■ RECORDS SUPPLIED ■
--

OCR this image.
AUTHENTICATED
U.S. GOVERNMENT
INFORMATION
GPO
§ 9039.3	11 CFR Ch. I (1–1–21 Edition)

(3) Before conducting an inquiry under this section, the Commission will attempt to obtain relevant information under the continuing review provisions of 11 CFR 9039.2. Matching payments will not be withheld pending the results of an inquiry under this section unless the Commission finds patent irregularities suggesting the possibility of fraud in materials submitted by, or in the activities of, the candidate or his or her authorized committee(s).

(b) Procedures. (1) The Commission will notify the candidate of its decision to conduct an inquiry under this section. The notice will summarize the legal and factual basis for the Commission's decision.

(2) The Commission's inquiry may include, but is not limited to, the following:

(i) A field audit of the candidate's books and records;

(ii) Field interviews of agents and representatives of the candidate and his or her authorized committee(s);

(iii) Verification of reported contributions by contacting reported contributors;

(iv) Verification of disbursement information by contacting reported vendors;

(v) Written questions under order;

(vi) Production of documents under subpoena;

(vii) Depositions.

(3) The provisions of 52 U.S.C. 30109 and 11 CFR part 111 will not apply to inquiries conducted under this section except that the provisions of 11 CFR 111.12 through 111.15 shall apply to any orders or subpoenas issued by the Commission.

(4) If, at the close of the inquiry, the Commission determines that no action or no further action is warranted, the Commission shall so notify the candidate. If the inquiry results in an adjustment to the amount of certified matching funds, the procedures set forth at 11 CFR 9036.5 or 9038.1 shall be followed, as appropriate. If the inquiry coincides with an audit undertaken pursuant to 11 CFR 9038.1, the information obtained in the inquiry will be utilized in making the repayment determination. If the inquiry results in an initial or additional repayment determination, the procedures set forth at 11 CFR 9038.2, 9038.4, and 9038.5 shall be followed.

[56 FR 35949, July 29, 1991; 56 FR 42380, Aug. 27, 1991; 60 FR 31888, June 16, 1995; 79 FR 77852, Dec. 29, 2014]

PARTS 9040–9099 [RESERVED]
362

--

■ GOAL ■
Return the listing above in its exact form.

■ FINAL RESULT ■
OCR this image.
AUTHENTICATED
U.S. GOVERNMENT
INFORMATION
GPO
§ 9039.3	11 CFR Ch. I (1–1–21 Edition)

(3) Before conducting an inquiry under this section, the Commission will attempt to obtain relevant information under the continuing review provisions of 11 CFR 9039.2. Matching payments will not be withheld pending the results of an inquiry under this section unless the Commission finds patent irregularities suggesting the possibility of fraud in materials submitted by, or in the activities of, the candidate or his or her authorized committee(s).

(b) Procedures. (1) The Commission will notify the candidate of its decision to conduct an inquiry under this section. The notice will summarize the legal and factual basis for the Commission's decision.

(2) The Commission's inquiry may include, but is not limited to, the following:

(i) A field audit of the candidate's books and records;

(ii) Field interviews of agents and representatives of the candidate and his or her authorized committee(s);

(iii) Verification of reported contributions by contacting reported contributors;

(iv) Verification of disbursement information by contacting reported vendors;

(v) Written questions under order;

(vi) Production of documents under subpoena;

(vii) Depositions.

(3) The provisions of 52 U.S.C. 30109 and 11 CFR part 111 will not apply to inquiries conducted under this section except that the provisions of 11 CFR 111.12 through 111.15 shall apply to any orders or subpoenas issued by the Commission.

(4) If, at the close of the inquiry, the Commission determines that no action or no further action is warranted, the Commission shall so notify the candidate. If the inquiry results in an adjustment to the amount of certified matching funds, the procedures set forth at 11 CFR 9036.5 or 9038.1 shall be followed, as appropriate. If the inquiry coincides with an audit undertaken pursuant to 11 CFR 9038.1, the information obtained in the inquiry will be utilized in making the repayment determination. If the inquiry results in an initial or additional repayment determination, the procedures set forth at 11 CFR 9038.2, 9038.4, and 9038.5 shall be followed.

[56 FR 35949, July 29, 1991; 56 FR 42380, Aug. 27, 1991; 60 FR 31888, June 16, 1995; 79 FR 77852, Dec. 29, 2014]

PARTS 9040–9099 [RESERVED]
362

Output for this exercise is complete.